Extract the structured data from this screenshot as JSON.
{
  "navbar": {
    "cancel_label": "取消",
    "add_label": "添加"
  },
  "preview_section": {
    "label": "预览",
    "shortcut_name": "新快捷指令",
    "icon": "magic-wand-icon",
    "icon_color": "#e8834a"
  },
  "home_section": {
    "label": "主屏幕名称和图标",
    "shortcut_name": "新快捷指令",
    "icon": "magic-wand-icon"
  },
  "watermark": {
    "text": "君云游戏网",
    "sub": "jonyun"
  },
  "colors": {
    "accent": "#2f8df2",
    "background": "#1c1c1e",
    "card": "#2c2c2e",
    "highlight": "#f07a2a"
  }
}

AIM OF THE EXERCISE: Copy the entries above exactly, leaving none out.

REPLY:
Extract the structured data from this screenshot as JSON.
{
  "navbar": {
    "cancel_label": "取消",
    "add_label": "添加"
  },
  "preview_section": {
    "label": "预览",
    "shortcut_name": "新快捷指令",
    "icon": "magic-wand-icon",
    "icon_color": "#e8834a"
  },
  "home_section": {
    "label": "主屏幕名称和图标",
    "shortcut_name": "新快捷指令",
    "icon": "magic-wand-icon"
  },
  "watermark": {
    "text": "君云游戏网",
    "sub": "jonyun"
  },
  "colors": {
    "accent": "#2f8df2",
    "background": "#1c1c1e",
    "card": "#2c2c2e",
    "highlight": "#f07a2a"
  }
}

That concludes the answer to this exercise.